======== Recorded information ========
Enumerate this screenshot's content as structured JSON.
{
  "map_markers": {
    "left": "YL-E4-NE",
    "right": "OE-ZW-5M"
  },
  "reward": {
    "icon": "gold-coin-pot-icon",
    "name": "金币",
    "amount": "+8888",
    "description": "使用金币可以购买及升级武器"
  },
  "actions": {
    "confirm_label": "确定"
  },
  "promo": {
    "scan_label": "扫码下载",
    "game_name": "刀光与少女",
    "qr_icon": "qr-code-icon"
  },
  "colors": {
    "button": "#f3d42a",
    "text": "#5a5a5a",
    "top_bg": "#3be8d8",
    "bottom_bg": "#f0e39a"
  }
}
========
Task goal. Return every line exactly.

Full output.
Enumerate this screenshot's content as structured JSON.
{
  "map_markers": {
    "left": "YL-E4-NE",
    "right": "OE-ZW-5M"
  },
  "reward": {
    "icon": "gold-coin-pot-icon",
    "name": "金币",
    "amount": "+8888",
    "description": "使用金币可以购买及升级武器"
  },
  "actions": {
    "confirm_label": "确定"
  },
  "promo": {
    "scan_label": "扫码下载",
    "game_name": "刀光与少女",
    "qr_icon": "qr-code-icon"
  },
  "colors": {
    "button": "#f3d42a",
    "text": "#5a5a5a",
    "top_bg": "#3be8d8",
    "bottom_bg": "#f0e39a"
  }
}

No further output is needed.